◆ **Exercise brief**: Reproduce every record below exactly as written, leaving out any pictures.

[Dataset items]
☆ ☆ ☆

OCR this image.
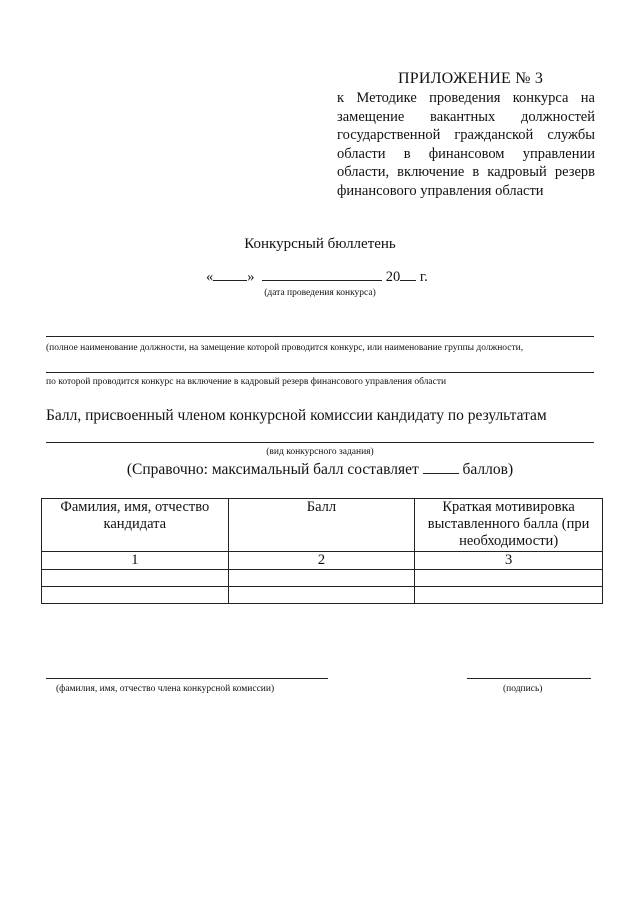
ПРИЛОЖЕНИЕ № 3
к Методике проведения конкурса на
замещение вакантных должностей
государственной гражданской службы
области в финансовом управлении
области, включение в кадровый резерв
финансового управления области
Конкурсный бюллетень
« »	20 г.
(дата проведения конкурса)
(полное наименование должности, на замещение которой проводится конкурс, или наименование группы должности,
по которой проводится конкурс на включение в кадровый резерв финансового управления области
Балл, присвоенный членом конкурсной комиссии кандидату по результатам
(вид конкурсного задания)
(Справочно: максимальный балл составляет	баллов)
Фамилия, имя, отчество кандидата	Балл	Краткая мотивировка выставленного балла (при необходимости)
1	2	3

(фамилия, имя, отчество члена конкурсной комиссии)	(подпись)
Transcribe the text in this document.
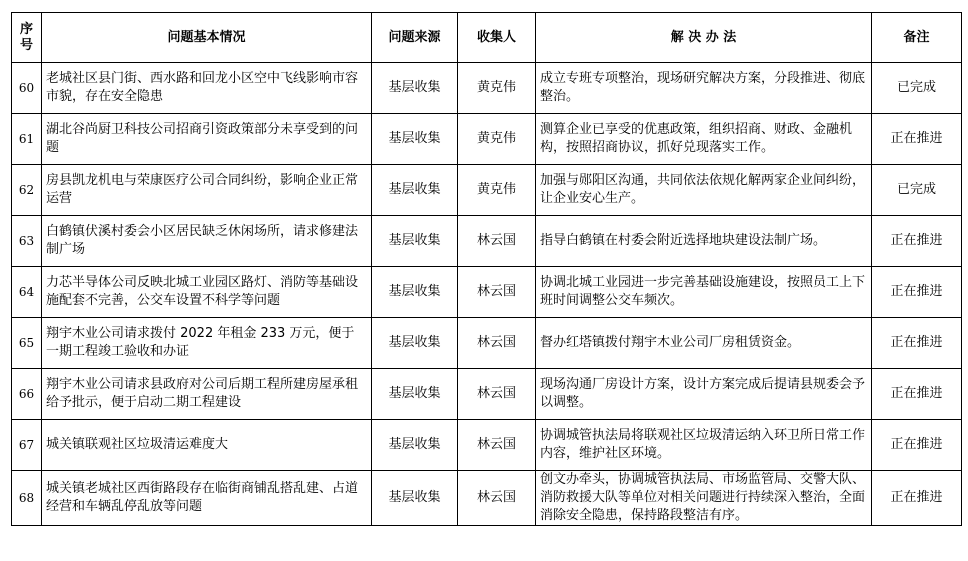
序号	问题基本情况	问题来源	收集人	解 决 办 法	备注
60	老城社区县门街、西水路和回龙小区空中飞线影响市容市貌，存在安全隐患	基层收集	黄克伟	成立专班专项整治，现场研究解决方案，分段推进、彻底整治。	已完成
61	湖北谷尚厨卫科技公司招商引资政策部分未享受到的问题	基层收集	黄克伟	测算企业已享受的优惠政策，组织招商、财政、金融机构，按照招商协议，抓好兑现落实工作。	正在推进
62	房县凯龙机电与荣康医疗公司合同纠纷，影响企业正常运营	基层收集	黄克伟	加强与郧阳区沟通，共同依法依规化解两家企业间纠纷，让企业安心生产。	已完成
63	白鹤镇伏溪村委会小区居民缺乏休闲场所，请求修建法制广场	基层收集	林云国	指导白鹤镇在村委会附近选择地块建设法制广场。	正在推进
64	力芯半导体公司反映北城工业园区路灯、消防等基础设施配套不完善，公交车设置不科学等问题	基层收集	林云国	协调北城工业园进一步完善基础设施建设，按照员工上下班时间调整公交车频次。	正在推进
65	翔宇木业公司请求拨付 2022 年租金 233 万元，便于一期工程竣工验收和办证	基层收集	林云国	督办红塔镇拨付翔宇木业公司厂房租赁资金。	正在推进
66	翔宇木业公司请求县政府对公司后期工程所建房屋承租给予批示，便于启动二期工程建设	基层收集	林云国	现场沟通厂房设计方案，设计方案完成后提请县规委会予以调整。	正在推进
67	城关镇联观社区垃圾清运难度大	基层收集	林云国	协调城管执法局将联观社区垃圾清运纳入环卫所日常工作内容，维护社区环境。	正在推进
68	城关镇老城社区西街路段存在临街商铺乱搭乱建、占道经营和车辆乱停乱放等问题	基层收集	林云国	创文办牵头，协调城管执法局、市场监管局、交警大队、消防救援大队等单位对相关问题进行持续深入整治，全面消除安全隐患，保持路段整洁有序。	正在推进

☆ ☆ ☆

◆ **Output of the exercise**:
OCR this image.
ПРИЛОЖЕНИЕ № 3
к Методике проведения конкурса на
замещение вакантных должностей
государственной гражданской службы
области в финансовом управлении
области, включение в кадровый резерв
финансового управления области
Конкурсный бюллетень
« »	20 г.
(дата проведения конкурса)
(полное наименование должности, на замещение которой проводится конкурс, или наименование группы должности,
по которой проводится конкурс на включение в кадровый резерв финансового управления области
Балл, присвоенный членом конкурсной комиссии кандидату по результатам
(вид конкурсного задания)
(Справочно: максимальный балл составляет	баллов)
Фамилия, имя, отчество кандидата	Балл	Краткая мотивировка выставленного балла (при необходимости)
1	2	3

(фамилия, имя, отчество члена конкурсной комиссии)	(подпись)
Transcribe the text in this document.
序号	问题基本情况	问题来源	收集人	解 决 办 法	备注
60	老城社区县门街、西水路和回龙小区空中飞线影响市容市貌，存在安全隐患	基层收集	黄克伟	成立专班专项整治，现场研究解决方案，分段推进、彻底整治。	已完成
61	湖北谷尚厨卫科技公司招商引资政策部分未享受到的问题	基层收集	黄克伟	测算企业已享受的优惠政策，组织招商、财政、金融机构，按照招商协议，抓好兑现落实工作。	正在推进
62	房县凯龙机电与荣康医疗公司合同纠纷，影响企业正常运营	基层收集	黄克伟	加强与郧阳区沟通，共同依法依规化解两家企业间纠纷，让企业安心生产。	已完成
63	白鹤镇伏溪村委会小区居民缺乏休闲场所，请求修建法制广场	基层收集	林云国	指导白鹤镇在村委会附近选择地块建设法制广场。	正在推进
64	力芯半导体公司反映北城工业园区路灯、消防等基础设施配套不完善，公交车设置不科学等问题	基层收集	林云国	协调北城工业园进一步完善基础设施建设，按照员工上下班时间调整公交车频次。	正在推进
65	翔宇木业公司请求拨付 2022 年租金 233 万元，便于一期工程竣工验收和办证	基层收集	林云国	督办红塔镇拨付翔宇木业公司厂房租赁资金。	正在推进
66	翔宇木业公司请求县政府对公司后期工程所建房屋承租给予批示，便于启动二期工程建设	基层收集	林云国	现场沟通厂房设计方案，设计方案完成后提请县规委会予以调整。	正在推进
67	城关镇联观社区垃圾清运难度大	基层收集	林云国	协调城管执法局将联观社区垃圾清运纳入环卫所日常工作内容，维护社区环境。	正在推进
68	城关镇老城社区西街路段存在临街商铺乱搭乱建、占道经营和车辆乱停乱放等问题	基层收集	林云国	创文办牵头，协调城管执法局、市场监管局、交警大队、消防救援大队等单位对相关问题进行持续深入整治，全面消除安全隐患，保持路段整洁有序。	正在推进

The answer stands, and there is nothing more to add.